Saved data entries
----

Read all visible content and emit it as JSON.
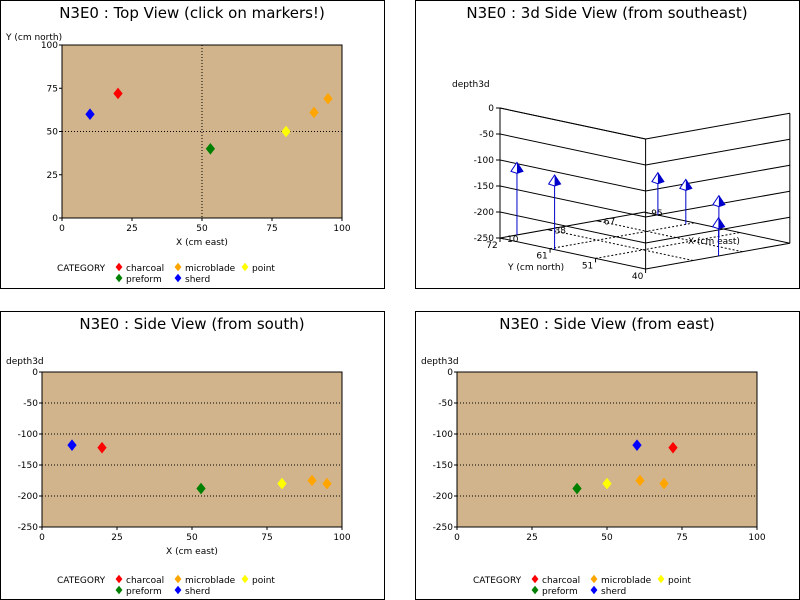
{
  "chart_data": [
    {
      "type": "scatter",
      "title": "N3E0 : Top View (click on markers!)",
      "xlabel": "X (cm east)",
      "ylabel": "Y (cm north)",
      "xlim": [
        0,
        100
      ],
      "ylim": [
        0,
        100
      ],
      "xticks": [
        0,
        25,
        50,
        75,
        100
      ],
      "yticks": [
        0,
        25,
        50,
        75,
        100
      ],
      "reference_lines": {
        "x": 50,
        "y": 50
      },
      "legend": {
        "title": "CATEGORY",
        "placement": "bottom",
        "rows": [
          [
            "charcoal",
            "microblade",
            "point"
          ],
          [
            "preform",
            "sherd"
          ]
        ]
      },
      "series": [
        {
          "name": "charcoal",
          "points": [
            [
              20,
              72
            ]
          ]
        },
        {
          "name": "microblade",
          "points": [
            [
              90,
              61
            ],
            [
              95,
              69
            ]
          ]
        },
        {
          "name": "point",
          "points": [
            [
              80,
              50
            ]
          ]
        },
        {
          "name": "preform",
          "points": [
            [
              53,
              40
            ]
          ]
        },
        {
          "name": "sherd",
          "points": [
            [
              10,
              60
            ]
          ]
        }
      ]
    },
    {
      "type": "scatter3d",
      "title": "N3E0 : 3d Side View (from southeast)",
      "zlabel": "depth3d",
      "xlabel": "X (cm east)",
      "ylabel": "Y (cm north)",
      "zticks": [
        0,
        -50,
        -100,
        -150,
        -200,
        -250
      ],
      "xticks": [
        10,
        38,
        67,
        95
      ],
      "yticks": [
        72,
        61,
        51,
        40
      ],
      "points": [
        {
          "x": 10,
          "y": 60,
          "z": -118
        },
        {
          "x": 20,
          "y": 72,
          "z": -122
        },
        {
          "x": 53,
          "y": 40,
          "z": -188
        },
        {
          "x": 80,
          "y": 50,
          "z": -180
        },
        {
          "x": 90,
          "y": 61,
          "z": -175
        },
        {
          "x": 95,
          "y": 69,
          "z": -180
        }
      ]
    },
    {
      "type": "scatter",
      "title": "N3E0 : Side View (from south)",
      "xlabel": "X (cm east)",
      "ylabel": "depth3d",
      "xlim": [
        0,
        100
      ],
      "ylim": [
        -250,
        0
      ],
      "xticks": [
        0,
        25,
        50,
        75,
        100
      ],
      "yticks": [
        0,
        -50,
        -100,
        -150,
        -200,
        -250
      ],
      "legend": {
        "title": "CATEGORY",
        "placement": "bottom",
        "rows": [
          [
            "charcoal",
            "microblade",
            "point"
          ],
          [
            "preform",
            "sherd"
          ]
        ]
      },
      "series": [
        {
          "name": "charcoal",
          "points": [
            [
              20,
              -122
            ]
          ]
        },
        {
          "name": "microblade",
          "points": [
            [
              90,
              -175
            ],
            [
              95,
              -180
            ]
          ]
        },
        {
          "name": "point",
          "points": [
            [
              80,
              -180
            ]
          ]
        },
        {
          "name": "preform",
          "points": [
            [
              53,
              -188
            ]
          ]
        },
        {
          "name": "sherd",
          "points": [
            [
              10,
              -118
            ]
          ]
        }
      ]
    },
    {
      "type": "scatter",
      "title": "N3E0 : Side View (from east)",
      "xlabel": "",
      "ylabel": "depth3d",
      "xlim": [
        0,
        100
      ],
      "ylim": [
        -250,
        0
      ],
      "xticks": [
        0,
        25,
        50,
        75,
        100
      ],
      "yticks": [
        0,
        -50,
        -100,
        -150,
        -200,
        -250
      ],
      "legend": {
        "title": "CATEGORY",
        "placement": "bottom",
        "rows": [
          [
            "charcoal",
            "microblade",
            "point"
          ],
          [
            "preform",
            "sherd"
          ]
        ]
      },
      "series": [
        {
          "name": "charcoal",
          "points": [
            [
              72,
              -122
            ]
          ]
        },
        {
          "name": "microblade",
          "points": [
            [
              61,
              -175
            ],
            [
              69,
              -180
            ]
          ]
        },
        {
          "name": "point",
          "points": [
            [
              50,
              -180
            ]
          ]
        },
        {
          "name": "preform",
          "points": [
            [
              40,
              -188
            ]
          ]
        },
        {
          "name": "sherd",
          "points": [
            [
              60,
              -118
            ]
          ]
        }
      ]
    }
  ],
  "colors": {
    "charcoal": "#ff0000",
    "microblade": "#ffa500",
    "point": "#ffff00",
    "preform": "#008000",
    "sherd": "#0000ff",
    "plot_background": "#d2b48c"
  }
}
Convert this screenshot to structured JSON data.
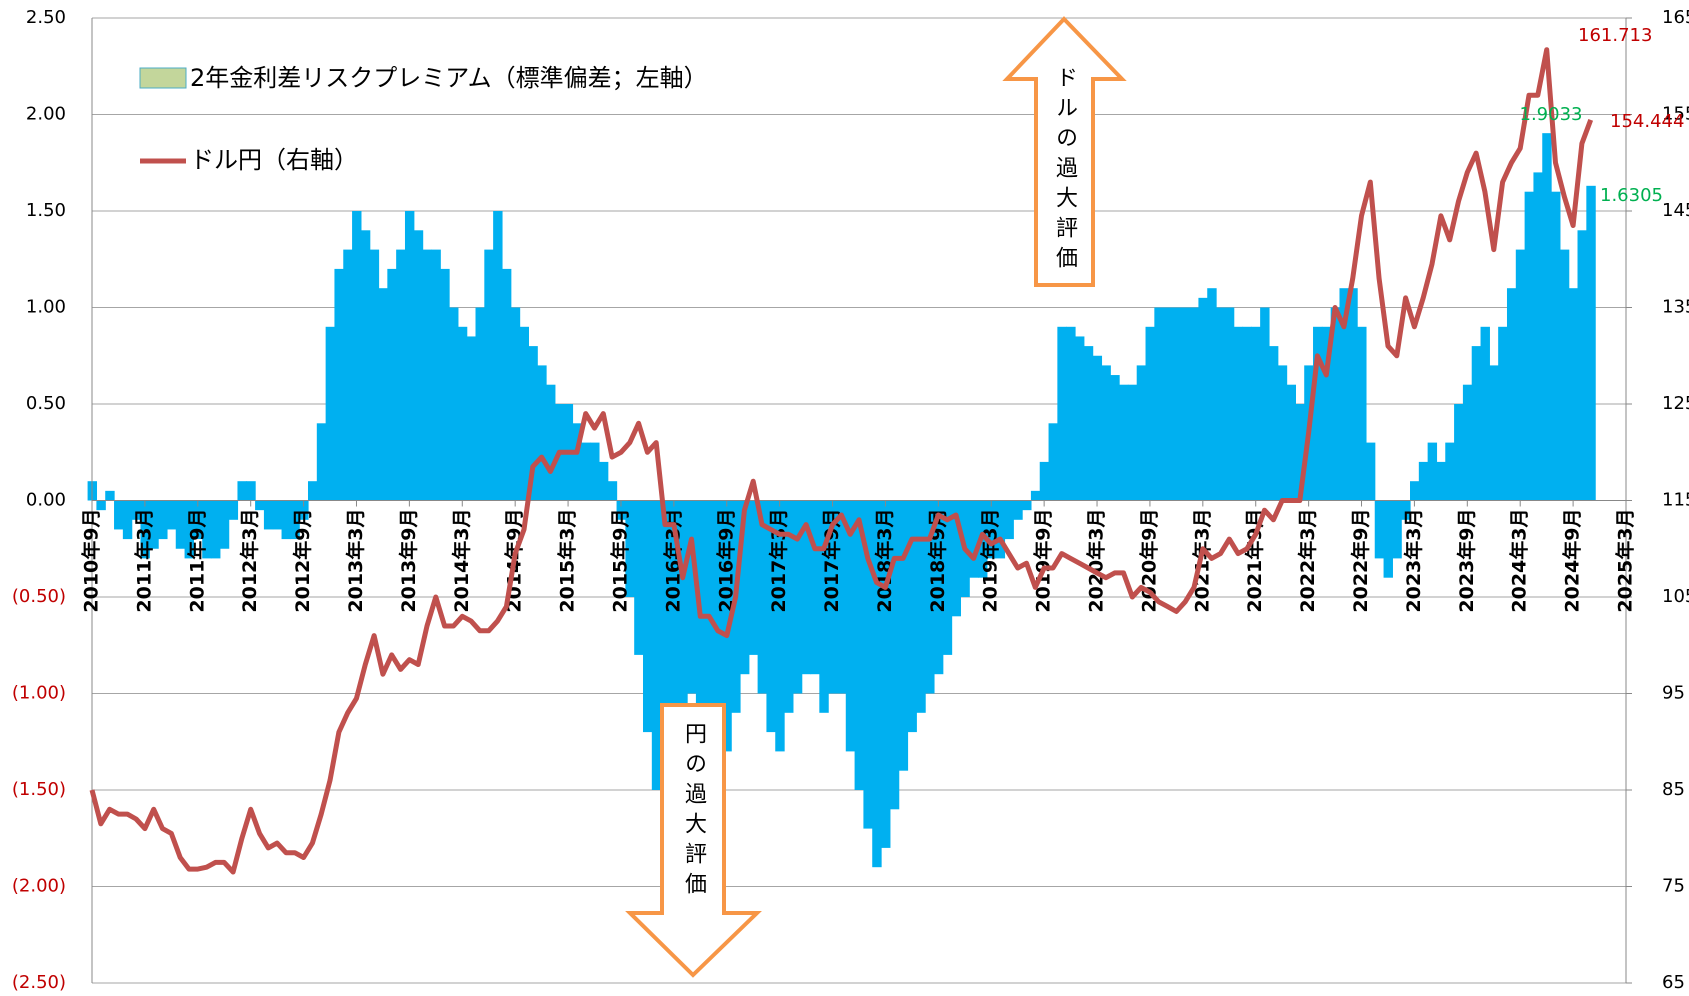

----

The request> Find the word "title" in the entries, and copy every line it shows up in.

Complete output>
      "title": "N3E0 : Top View (click on markers!)",
        "title": "CATEGORY",
      "title": "N3E0 : 3d Side View (from southeast)",
      "title": "N3E0 : Side View (from south)",
        "title": "CATEGORY",
      "title": "N3E0 : Side View (from east)",
        "title": "CATEGORY",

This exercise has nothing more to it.